Exercise details: Word for word, quote all of the material, omitting the pictures.

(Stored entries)
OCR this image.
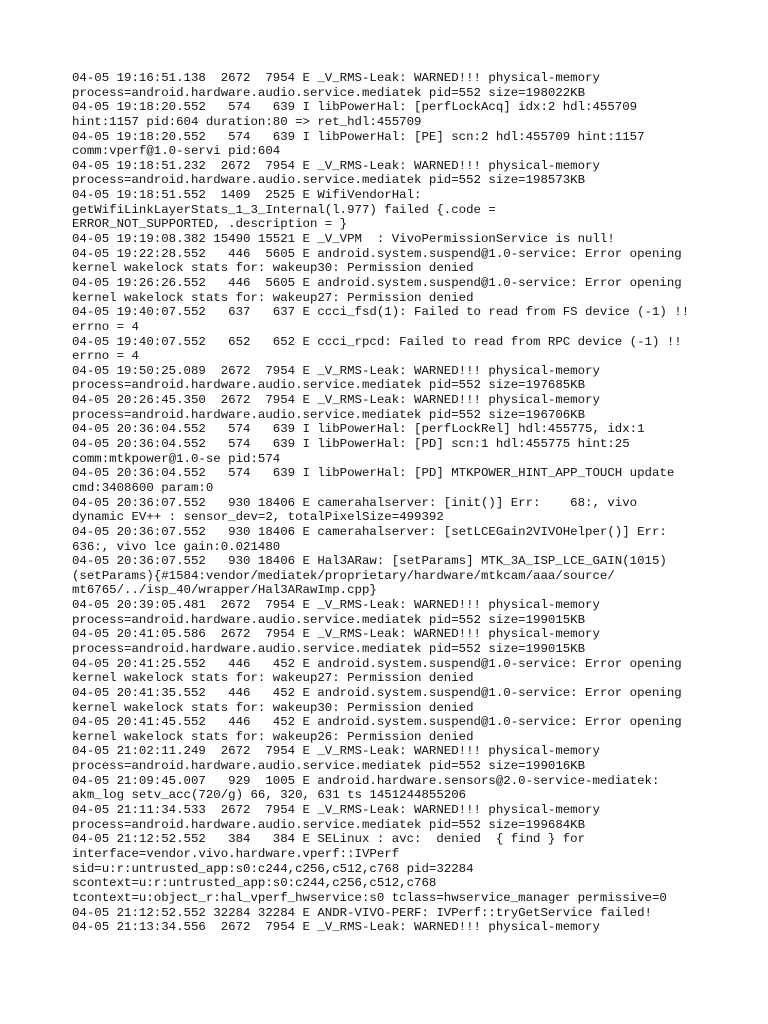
04-05 19:16:51.138  2672  7954 E _V_RMS-Leak: WARNED!!! physical-memory
process=android.hardware.audio.service.mediatek pid=552 size=198022KB
04-05 19:18:20.552   574   639 I libPowerHal: [perfLockAcq] idx:2 hdl:455709
hint:1157 pid:604 duration:80 => ret_hdl:455709
04-05 19:18:20.552   574   639 I libPowerHal: [PE] scn:2 hdl:455709 hint:1157
comm:vperf@1.0-servi pid:604
04-05 19:18:51.232  2672  7954 E _V_RMS-Leak: WARNED!!! physical-memory
process=android.hardware.audio.service.mediatek pid=552 size=198573KB
04-05 19:18:51.552  1409  2525 E WifiVendorHal:
getWifiLinkLayerStats_1_3_Internal(l.977) failed {.code =
ERROR_NOT_SUPPORTED, .description = }
04-05 19:19:08.382 15490 15521 E _V_VPM  : VivoPermissionService is null!
04-05 19:22:28.552   446  5605 E android.system.suspend@1.0-service: Error opening
kernel wakelock stats for: wakeup30: Permission denied
04-05 19:26:26.552   446  5605 E android.system.suspend@1.0-service: Error opening
kernel wakelock stats for: wakeup27: Permission denied
04-05 19:40:07.552   637   637 E ccci_fsd(1): Failed to read from FS device (-1) !!
errno = 4
04-05 19:40:07.552   652   652 E ccci_rpcd: Failed to read from RPC device (-1) !!
errno = 4
04-05 19:50:25.089  2672  7954 E _V_RMS-Leak: WARNED!!! physical-memory
process=android.hardware.audio.service.mediatek pid=552 size=197685KB
04-05 20:26:45.350  2672  7954 E _V_RMS-Leak: WARNED!!! physical-memory
process=android.hardware.audio.service.mediatek pid=552 size=196706KB
04-05 20:36:04.552   574   639 I libPowerHal: [perfLockRel] hdl:455775, idx:1
04-05 20:36:04.552   574   639 I libPowerHal: [PD] scn:1 hdl:455775 hint:25
comm:mtkpower@1.0-se pid:574
04-05 20:36:04.552   574   639 I libPowerHal: [PD] MTKPOWER_HINT_APP_TOUCH update
cmd:3408600 param:0
04-05 20:36:07.552   930 18406 E camerahalserver: [init()] Err:    68:, vivo
dynamic EV++ : sensor_dev=2, totalPixelSize=499392
04-05 20:36:07.552   930 18406 E camerahalserver: [setLCEGain2VIVOHelper()] Err:
636:, vivo lce gain:0.021480
04-05 20:36:07.552   930 18406 E Hal3ARaw: [setParams] MTK_3A_ISP_LCE_GAIN(1015)
(setParams){#1584:vendor/mediatek/proprietary/hardware/mtkcam/aaa/source/
mt6765/../isp_40/wrapper/Hal3ARawImp.cpp}
04-05 20:39:05.481  2672  7954 E _V_RMS-Leak: WARNED!!! physical-memory
process=android.hardware.audio.service.mediatek pid=552 size=199015KB
04-05 20:41:05.586  2672  7954 E _V_RMS-Leak: WARNED!!! physical-memory
process=android.hardware.audio.service.mediatek pid=552 size=199015KB
04-05 20:41:25.552   446   452 E android.system.suspend@1.0-service: Error opening
kernel wakelock stats for: wakeup27: Permission denied
04-05 20:41:35.552   446   452 E android.system.suspend@1.0-service: Error opening
kernel wakelock stats for: wakeup30: Permission denied
04-05 20:41:45.552   446   452 E android.system.suspend@1.0-service: Error opening
kernel wakelock stats for: wakeup26: Permission denied
04-05 21:02:11.249  2672  7954 E _V_RMS-Leak: WARNED!!! physical-memory
process=android.hardware.audio.service.mediatek pid=552 size=199016KB
04-05 21:09:45.007   929  1005 E android.hardware.sensors@2.0-service-mediatek:
akm_log setv_acc(720/g) 66, 320, 631 ts 1451244855206
04-05 21:11:34.533  2672  7954 E _V_RMS-Leak: WARNED!!! physical-memory
process=android.hardware.audio.service.mediatek pid=552 size=199684KB
04-05 21:12:52.552   384   384 E SELinux : avc:  denied  { find } for
interface=vendor.vivo.hardware.vperf::IVPerf
sid=u:r:untrusted_app:s0:c244,c256,c512,c768 pid=32284
scontext=u:r:untrusted_app:s0:c244,c256,c512,c768
tcontext=u:object_r:hal_vperf_hwservice:s0 tclass=hwservice_manager permissive=0
04-05 21:12:52.552 32284 32284 E ANDR-VIVO-PERF: IVPerf::tryGetService failed!
04-05 21:13:34.556  2672  7954 E _V_RMS-Leak: WARNED!!! physical-memory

Solution to the problem:
OCR this image.
04-05 19:16:51.138  2672  7954 E _V_RMS-Leak: WARNED!!! physical-memory
process=android.hardware.audio.service.mediatek pid=552 size=198022KB
04-05 19:18:20.552   574   639 I libPowerHal: [perfLockAcq] idx:2 hdl:455709
hint:1157 pid:604 duration:80 => ret_hdl:455709
04-05 19:18:20.552   574   639 I libPowerHal: [PE] scn:2 hdl:455709 hint:1157
comm:vperf@1.0-servi pid:604
04-05 19:18:51.232  2672  7954 E _V_RMS-Leak: WARNED!!! physical-memory
process=android.hardware.audio.service.mediatek pid=552 size=198573KB
04-05 19:18:51.552  1409  2525 E WifiVendorHal:
getWifiLinkLayerStats_1_3_Internal(l.977) failed {.code =
ERROR_NOT_SUPPORTED, .description = }
04-05 19:19:08.382 15490 15521 E _V_VPM  : VivoPermissionService is null!
04-05 19:22:28.552   446  5605 E android.system.suspend@1.0-service: Error opening
kernel wakelock stats for: wakeup30: Permission denied
04-05 19:26:26.552   446  5605 E android.system.suspend@1.0-service: Error opening
kernel wakelock stats for: wakeup27: Permission denied
04-05 19:40:07.552   637   637 E ccci_fsd(1): Failed to read from FS device (-1) !!
errno = 4
04-05 19:40:07.552   652   652 E ccci_rpcd: Failed to read from RPC device (-1) !!
errno = 4
04-05 19:50:25.089  2672  7954 E _V_RMS-Leak: WARNED!!! physical-memory
process=android.hardware.audio.service.mediatek pid=552 size=197685KB
04-05 20:26:45.350  2672  7954 E _V_RMS-Leak: WARNED!!! physical-memory
process=android.hardware.audio.service.mediatek pid=552 size=196706KB
04-05 20:36:04.552   574   639 I libPowerHal: [perfLockRel] hdl:455775, idx:1
04-05 20:36:04.552   574   639 I libPowerHal: [PD] scn:1 hdl:455775 hint:25
comm:mtkpower@1.0-se pid:574
04-05 20:36:04.552   574   639 I libPowerHal: [PD] MTKPOWER_HINT_APP_TOUCH update
cmd:3408600 param:0
04-05 20:36:07.552   930 18406 E camerahalserver: [init()] Err:    68:, vivo
dynamic EV++ : sensor_dev=2, totalPixelSize=499392
04-05 20:36:07.552   930 18406 E camerahalserver: [setLCEGain2VIVOHelper()] Err:
636:, vivo lce gain:0.021480
04-05 20:36:07.552   930 18406 E Hal3ARaw: [setParams] MTK_3A_ISP_LCE_GAIN(1015)
(setParams){#1584:vendor/mediatek/proprietary/hardware/mtkcam/aaa/source/
mt6765/../isp_40/wrapper/Hal3ARawImp.cpp}
04-05 20:39:05.481  2672  7954 E _V_RMS-Leak: WARNED!!! physical-memory
process=android.hardware.audio.service.mediatek pid=552 size=199015KB
04-05 20:41:05.586  2672  7954 E _V_RMS-Leak: WARNED!!! physical-memory
process=android.hardware.audio.service.mediatek pid=552 size=199015KB
04-05 20:41:25.552   446   452 E android.system.suspend@1.0-service: Error opening
kernel wakelock stats for: wakeup27: Permission denied
04-05 20:41:35.552   446   452 E android.system.suspend@1.0-service: Error opening
kernel wakelock stats for: wakeup30: Permission denied
04-05 20:41:45.552   446   452 E android.system.suspend@1.0-service: Error opening
kernel wakelock stats for: wakeup26: Permission denied
04-05 21:02:11.249  2672  7954 E _V_RMS-Leak: WARNED!!! physical-memory
process=android.hardware.audio.service.mediatek pid=552 size=199016KB
04-05 21:09:45.007   929  1005 E android.hardware.sensors@2.0-service-mediatek:
akm_log setv_acc(720/g) 66, 320, 631 ts 1451244855206
04-05 21:11:34.533  2672  7954 E _V_RMS-Leak: WARNED!!! physical-memory
process=android.hardware.audio.service.mediatek pid=552 size=199684KB
04-05 21:12:52.552   384   384 E SELinux : avc:  denied  { find } for
interface=vendor.vivo.hardware.vperf::IVPerf
sid=u:r:untrusted_app:s0:c244,c256,c512,c768 pid=32284
scontext=u:r:untrusted_app:s0:c244,c256,c512,c768
tcontext=u:object_r:hal_vperf_hwservice:s0 tclass=hwservice_manager permissive=0
04-05 21:12:52.552 32284 32284 E ANDR-VIVO-PERF: IVPerf::tryGetService failed!
04-05 21:13:34.556  2672  7954 E _V_RMS-Leak: WARNED!!! physical-memory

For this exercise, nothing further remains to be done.